ENTRIES:
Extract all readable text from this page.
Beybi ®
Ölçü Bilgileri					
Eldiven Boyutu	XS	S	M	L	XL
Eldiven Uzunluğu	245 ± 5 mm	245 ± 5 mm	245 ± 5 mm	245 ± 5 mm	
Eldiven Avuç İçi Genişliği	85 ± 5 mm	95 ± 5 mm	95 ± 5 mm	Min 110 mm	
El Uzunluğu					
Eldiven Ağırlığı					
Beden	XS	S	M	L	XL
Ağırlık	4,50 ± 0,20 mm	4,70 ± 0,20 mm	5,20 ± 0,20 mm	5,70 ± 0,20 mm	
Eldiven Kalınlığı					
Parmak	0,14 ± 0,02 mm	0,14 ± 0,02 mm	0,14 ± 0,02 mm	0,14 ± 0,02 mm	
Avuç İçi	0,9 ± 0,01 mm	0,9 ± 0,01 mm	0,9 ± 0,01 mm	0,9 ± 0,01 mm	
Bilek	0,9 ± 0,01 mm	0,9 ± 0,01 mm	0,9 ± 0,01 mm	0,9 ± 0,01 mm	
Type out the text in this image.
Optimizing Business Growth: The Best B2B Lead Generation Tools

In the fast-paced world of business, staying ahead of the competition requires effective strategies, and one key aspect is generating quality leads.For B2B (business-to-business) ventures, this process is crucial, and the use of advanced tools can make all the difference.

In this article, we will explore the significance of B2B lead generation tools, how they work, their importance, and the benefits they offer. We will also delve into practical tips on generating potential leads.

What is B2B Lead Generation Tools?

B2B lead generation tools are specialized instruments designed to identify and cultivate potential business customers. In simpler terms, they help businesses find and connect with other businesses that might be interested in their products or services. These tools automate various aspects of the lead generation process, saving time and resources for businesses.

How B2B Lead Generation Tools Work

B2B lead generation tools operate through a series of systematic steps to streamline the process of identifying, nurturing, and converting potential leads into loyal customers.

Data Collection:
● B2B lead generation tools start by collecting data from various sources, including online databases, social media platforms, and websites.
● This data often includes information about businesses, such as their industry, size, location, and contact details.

EXERCISE AIM:
From the listing above, return each line with the word "generating".

FULL ANSWER:
In the fast-paced world of business, staying ahead of the competition requires effective strategies, and one key aspect is generating quality leads.For B2B (business-to-business) ventures, this process is crucial, and the use of advanced tools can make all the difference.
In this article, we will explore the significance of B2B lead generation tools, how they work, their importance, and the benefits they offer. We will also delve into practical tips on generating potential leads.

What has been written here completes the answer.